◆ **CHALLENGE**:
Transcribe the material verbatim in full; the pictures do not belong in the copy.

Data entries

════════

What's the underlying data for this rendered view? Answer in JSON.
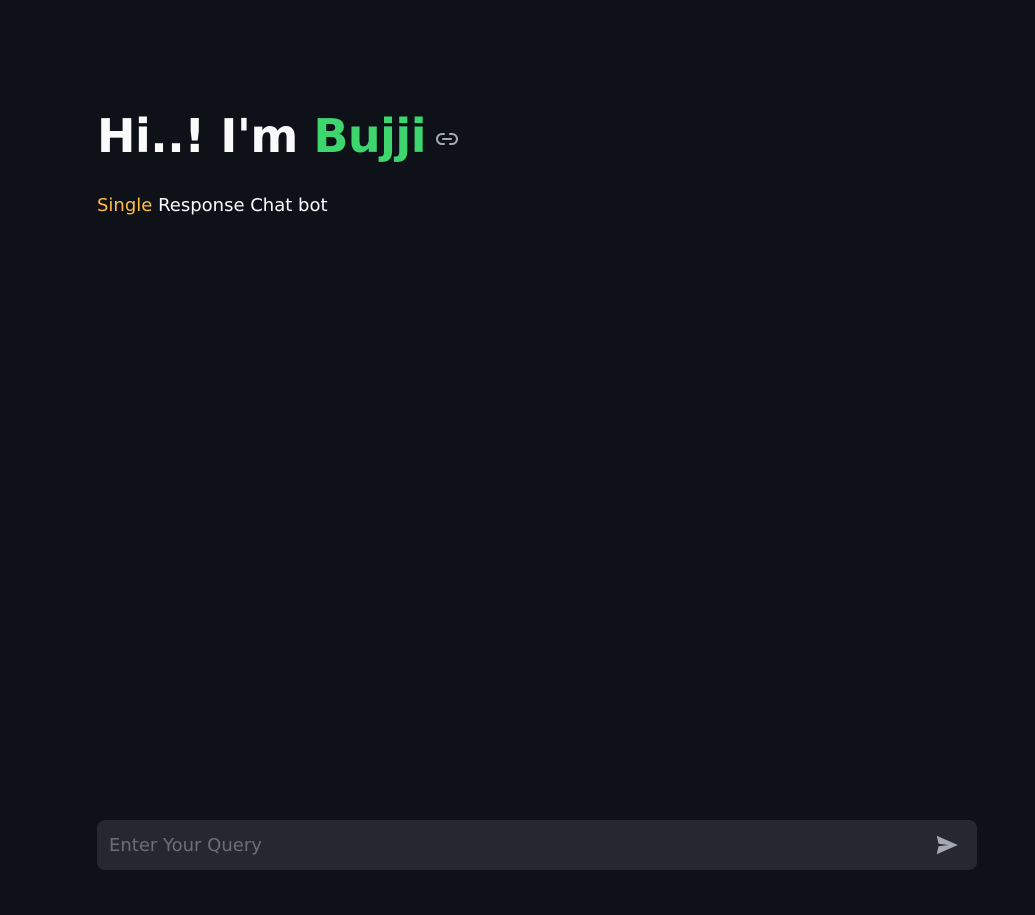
{
  "header": {
    "title_prefix": "Hi..! I'm ",
    "title_name": "Bujji",
    "anchor_icon": "link-icon"
  },
  "subtitle": {
    "highlight": "Single",
    "rest": " Response Chat bot"
  },
  "chat": {
    "placeholder": "Enter Your Query",
    "value": "",
    "send_icon": "send-icon"
  },
  "colors": {
    "background": "#0e1117",
    "accent_green": "#3dd56d",
    "accent_orange": "#ffbd45",
    "input_background": "#262730",
    "text": "#fafafa"
  }
}
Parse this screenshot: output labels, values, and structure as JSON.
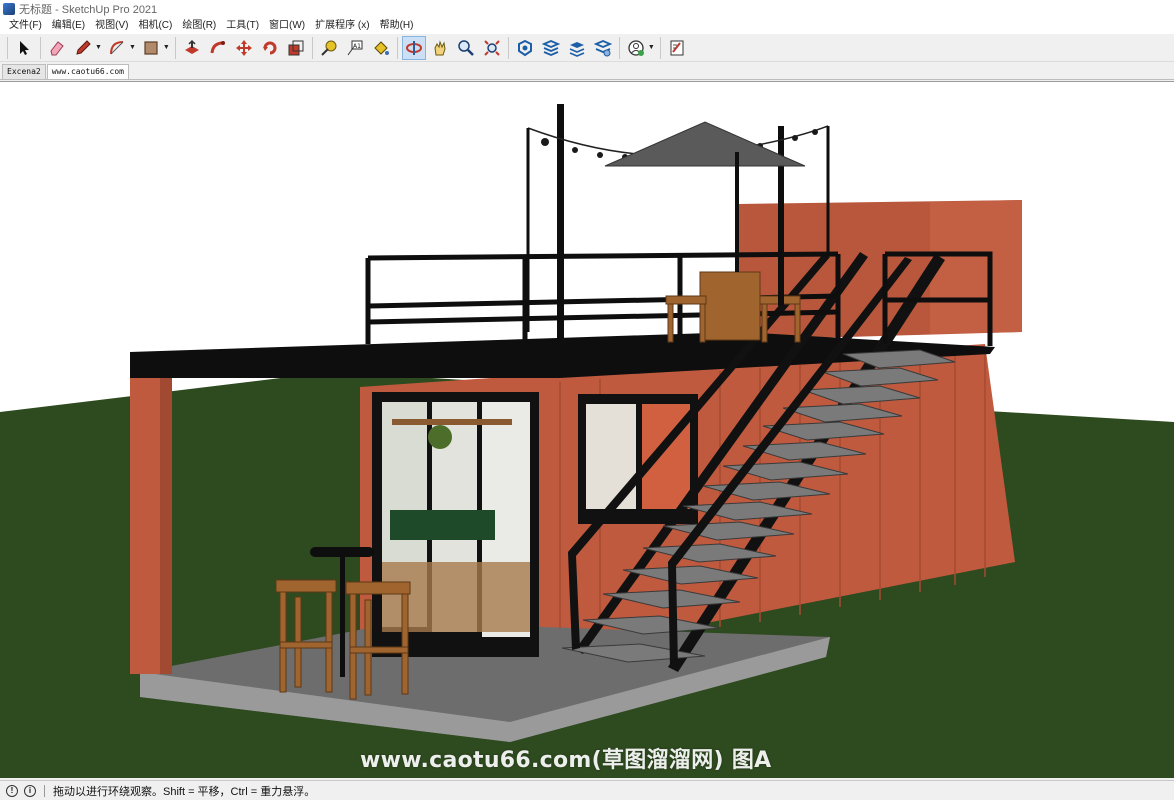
{
  "window": {
    "title": "无标题 - SketchUp Pro 2021"
  },
  "menu": [
    "文件(F)",
    "编辑(E)",
    "视图(V)",
    "相机(C)",
    "绘图(R)",
    "工具(T)",
    "窗口(W)",
    "扩展程序 (x)",
    "帮助(H)"
  ],
  "toolbar": {
    "tools": [
      "select-icon",
      "eraser-icon",
      "pencil-icon",
      "arc-icon",
      "rectangle-icon",
      "push-pull-icon",
      "follow-me-icon",
      "move-icon",
      "rotate-icon",
      "scale-icon",
      "tape-measure-icon",
      "text-icon",
      "paint-bucket-icon",
      "orbit-icon",
      "pan-icon",
      "zoom-icon",
      "zoom-extents-icon",
      "warehouse-icon",
      "extension-warehouse-icon",
      "layout-icon",
      "extension-manager-icon",
      "account-icon",
      "preferences-icon"
    ],
    "active_tool": "orbit-icon"
  },
  "scene_tabs": [
    "Excena2",
    "www.caotu66.com"
  ],
  "active_scene": "www.caotu66.com",
  "viewport": {
    "watermark": "www.caotu66.com(草图溜溜网) 图A"
  },
  "status": {
    "message": "拖动以进行环绕观察。Shift = 平移，Ctrl = 重力悬浮。"
  }
}
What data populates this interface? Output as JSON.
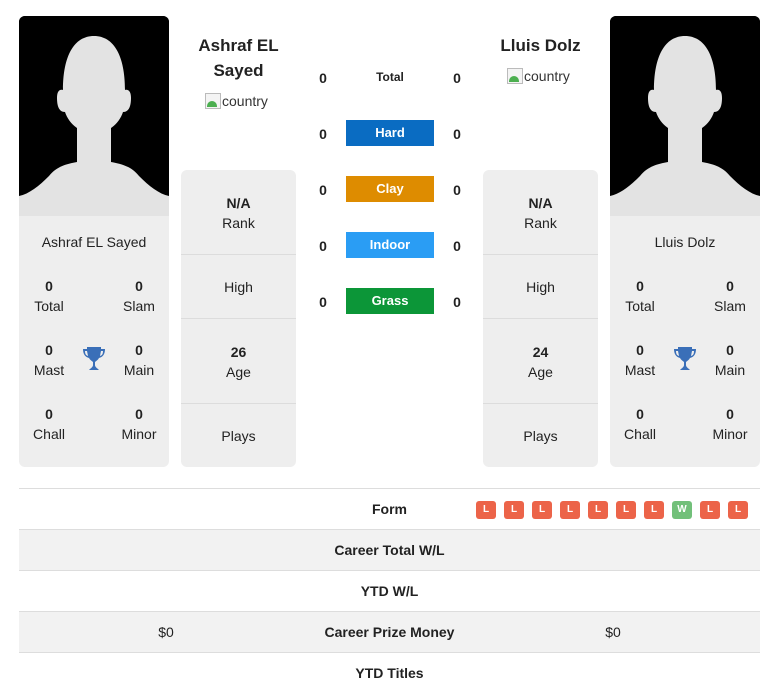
{
  "players": {
    "left": {
      "name": "Ashraf EL Sayed",
      "country_alt": "country",
      "card_name": "Ashraf EL Sayed",
      "stats": {
        "total": {
          "value": "0",
          "label": "Total"
        },
        "slam": {
          "value": "0",
          "label": "Slam"
        },
        "mast": {
          "value": "0",
          "label": "Mast"
        },
        "main": {
          "value": "0",
          "label": "Main"
        },
        "chall": {
          "value": "0",
          "label": "Chall"
        },
        "minor": {
          "value": "0",
          "label": "Minor"
        }
      },
      "info": {
        "rank": {
          "value": "N/A",
          "label": "Rank"
        },
        "high": {
          "value": "",
          "label": "High"
        },
        "age": {
          "value": "26",
          "label": "Age"
        },
        "plays": {
          "value": "",
          "label": "Plays"
        }
      }
    },
    "right": {
      "name": "Lluis Dolz",
      "country_alt": "country",
      "card_name": "Lluis Dolz",
      "stats": {
        "total": {
          "value": "0",
          "label": "Total"
        },
        "slam": {
          "value": "0",
          "label": "Slam"
        },
        "mast": {
          "value": "0",
          "label": "Mast"
        },
        "main": {
          "value": "0",
          "label": "Main"
        },
        "chall": {
          "value": "0",
          "label": "Chall"
        },
        "minor": {
          "value": "0",
          "label": "Minor"
        }
      },
      "info": {
        "rank": {
          "value": "N/A",
          "label": "Rank"
        },
        "high": {
          "value": "",
          "label": "High"
        },
        "age": {
          "value": "24",
          "label": "Age"
        },
        "plays": {
          "value": "",
          "label": "Plays"
        }
      }
    }
  },
  "surfaces": [
    {
      "label": "Total",
      "left": "0",
      "right": "0",
      "color": ""
    },
    {
      "label": "Hard",
      "left": "0",
      "right": "0",
      "color": "#0a6cc2"
    },
    {
      "label": "Clay",
      "left": "0",
      "right": "0",
      "color": "#de8c00"
    },
    {
      "label": "Indoor",
      "left": "0",
      "right": "0",
      "color": "#2a9df4"
    },
    {
      "label": "Grass",
      "left": "0",
      "right": "0",
      "color": "#0c9638"
    }
  ],
  "comparison": {
    "form": {
      "label": "Form",
      "results": [
        "L",
        "L",
        "L",
        "L",
        "L",
        "L",
        "L",
        "W",
        "L",
        "L"
      ],
      "colors": {
        "L": "#ec6449",
        "W": "#72c07a"
      }
    },
    "rows": [
      {
        "label": "Career Total W/L",
        "left": "",
        "right": ""
      },
      {
        "label": "YTD W/L",
        "left": "",
        "right": ""
      },
      {
        "label": "Career Prize Money",
        "left": "$0",
        "right": "$0"
      },
      {
        "label": "YTD Titles",
        "left": "",
        "right": ""
      }
    ]
  },
  "colors": {
    "trophy": "#3a6fb8",
    "card_bg": "#eeeeee"
  }
}
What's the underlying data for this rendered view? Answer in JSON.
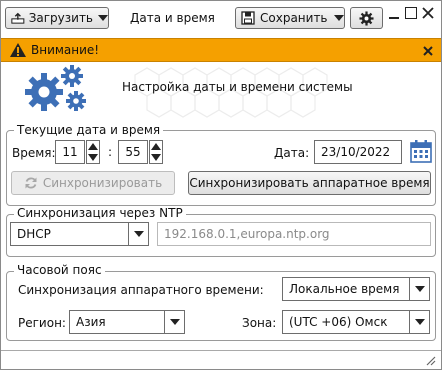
{
  "toolbar": {
    "load_label": "Загрузить",
    "title": "Дата и время",
    "save_label": "Сохранить"
  },
  "alert": {
    "text": "Внимание!",
    "color": "#f5a000"
  },
  "header": {
    "text": "Настройка даты и времени системы"
  },
  "datetime": {
    "legend": "Текущие дата и время",
    "time_label": "Время:",
    "hours": "11",
    "separator": ":",
    "minutes": "55",
    "date_label": "Дата:",
    "date": "23/10/2022",
    "sync_label": "Синхронизировать",
    "sync_hw_label": "Синхронизировать аппаратное время"
  },
  "ntp": {
    "legend": "Синхронизация через NTP",
    "mode": "DHCP",
    "servers": "192.168.0.1,europa.ntp.org"
  },
  "timezone": {
    "legend": "Часовой пояс",
    "hw_sync_label": "Синхронизация аппаратного времени:",
    "hw_sync_value": "Локальное время",
    "region_label": "Регион:",
    "region_value": "Азия",
    "zone_label": "Зона:",
    "zone_value": "(UTC +06) Омск"
  },
  "icons": {
    "accent": "#3d6fb6"
  }
}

════════

◆ **SOLUTION BELOW**:
What's the underlying data for this rendered view? Answer in JSON.
{
  "header": {
    "title_prefix": "Hi..! I'm ",
    "title_name": "Bujji",
    "anchor_icon": "link-icon"
  },
  "subtitle": {
    "highlight": "Single",
    "rest": " Response Chat bot"
  },
  "chat": {
    "placeholder": "Enter Your Query",
    "value": "",
    "send_icon": "send-icon"
  },
  "colors": {
    "background": "#0e1117",
    "accent_green": "#3dd56d",
    "accent_orange": "#ffbd45",
    "input_background": "#262730",
    "text": "#fafafa"
  }
}
Parse this screenshot: output labels, values, and structure as JSON.
{
  "window": {
    "title": "无标题 - SketchUp Pro 2021"
  },
  "menu": [
    "文件(F)",
    "编辑(E)",
    "视图(V)",
    "相机(C)",
    "绘图(R)",
    "工具(T)",
    "窗口(W)",
    "扩展程序 (x)",
    "帮助(H)"
  ],
  "toolbar": {
    "tools": [
      "select-icon",
      "eraser-icon",
      "pencil-icon",
      "arc-icon",
      "rectangle-icon",
      "push-pull-icon",
      "follow-me-icon",
      "move-icon",
      "rotate-icon",
      "scale-icon",
      "tape-measure-icon",
      "text-icon",
      "paint-bucket-icon",
      "orbit-icon",
      "pan-icon",
      "zoom-icon",
      "zoom-extents-icon",
      "warehouse-icon",
      "extension-warehouse-icon",
      "layout-icon",
      "extension-manager-icon",
      "account-icon",
      "preferences-icon"
    ],
    "active_tool": "orbit-icon"
  },
  "scene_tabs": [
    "Excena2",
    "www.caotu66.com"
  ],
  "active_scene": "www.caotu66.com",
  "viewport": {
    "watermark": "www.caotu66.com(草图溜溜网) 图A"
  },
  "status": {
    "message": "拖动以进行环绕观察。Shift = 平移，Ctrl = 重力悬浮。"
  }
}
What data populates this interface? Output as JSON.
{
  "players": {
    "left": {
      "name": "Ashraf EL Sayed",
      "country_alt": "country",
      "card_name": "Ashraf EL Sayed",
      "stats": {
        "total": {
          "value": "0",
          "label": "Total"
        },
        "slam": {
          "value": "0",
          "label": "Slam"
        },
        "mast": {
          "value": "0",
          "label": "Mast"
        },
        "main": {
          "value": "0",
          "label": "Main"
        },
        "chall": {
          "value": "0",
          "label": "Chall"
        },
        "minor": {
          "value": "0",
          "label": "Minor"
        }
      },
      "info": {
        "rank": {
          "value": "N/A",
          "label": "Rank"
        },
        "high": {
          "value": "",
          "label": "High"
        },
        "age": {
          "value": "26",
          "label": "Age"
        },
        "plays": {
          "value": "",
          "label": "Plays"
        }
      }
    },
    "right": {
      "name": "Lluis Dolz",
      "country_alt": "country",
      "card_name": "Lluis Dolz",
      "stats": {
        "total": {
          "value": "0",
          "label": "Total"
        },
        "slam": {
          "value": "0",
          "label": "Slam"
        },
        "mast": {
          "value": "0",
          "label": "Mast"
        },
        "main": {
          "value": "0",
          "label": "Main"
        },
        "chall": {
          "value": "0",
          "label": "Chall"
        },
        "minor": {
          "value": "0",
          "label": "Minor"
        }
      },
      "info": {
        "rank": {
          "value": "N/A",
          "label": "Rank"
        },
        "high": {
          "value": "",
          "label": "High"
        },
        "age": {
          "value": "24",
          "label": "Age"
        },
        "plays": {
          "value": "",
          "label": "Plays"
        }
      }
    }
  },
  "surfaces": [
    {
      "label": "Total",
      "left": "0",
      "right": "0",
      "color": ""
    },
    {
      "label": "Hard",
      "left": "0",
      "right": "0",
      "color": "#0a6cc2"
    },
    {
      "label": "Clay",
      "left": "0",
      "right": "0",
      "color": "#de8c00"
    },
    {
      "label": "Indoor",
      "left": "0",
      "right": "0",
      "color": "#2a9df4"
    },
    {
      "label": "Grass",
      "left": "0",
      "right": "0",
      "color": "#0c9638"
    }
  ],
  "comparison": {
    "form": {
      "label": "Form",
      "results": [
        "L",
        "L",
        "L",
        "L",
        "L",
        "L",
        "L",
        "W",
        "L",
        "L"
      ],
      "colors": {
        "L": "#ec6449",
        "W": "#72c07a"
      }
    },
    "rows": [
      {
        "label": "Career Total W/L",
        "left": "",
        "right": ""
      },
      {
        "label": "YTD W/L",
        "left": "",
        "right": ""
      },
      {
        "label": "Career Prize Money",
        "left": "$0",
        "right": "$0"
      },
      {
        "label": "YTD Titles",
        "left": "",
        "right": ""
      }
    ]
  },
  "colors": {
    "trophy": "#3a6fb8",
    "card_bg": "#eeeeee"
  }
}
What's the underlying data for this rendered view? Answer in JSON.
{
  "toolbar": {
    "load_label": "Загрузить",
    "title": "Дата и время",
    "save_label": "Сохранить"
  },
  "alert": {
    "text": "Внимание!",
    "color": "#f5a000"
  },
  "header": {
    "text": "Настройка даты и времени системы"
  },
  "datetime": {
    "legend": "Текущие дата и время",
    "time_label": "Время:",
    "hours": "11",
    "separator": ":",
    "minutes": "55",
    "date_label": "Дата:",
    "date": "23/10/2022",
    "sync_label": "Синхронизировать",
    "sync_hw_label": "Синхронизировать аппаратное время"
  },
  "ntp": {
    "legend": "Синхронизация через NTP",
    "mode": "DHCP",
    "servers": "192.168.0.1,europa.ntp.org"
  },
  "timezone": {
    "legend": "Часовой пояс",
    "hw_sync_label": "Синхронизация аппаратного времени:",
    "hw_sync_value": "Локальное время",
    "region_label": "Регион:",
    "region_value": "Азия",
    "zone_label": "Зона:",
    "zone_value": "(UTC +06) Омск"
  },
  "icons": {
    "accent": "#3d6fb6"
  }
}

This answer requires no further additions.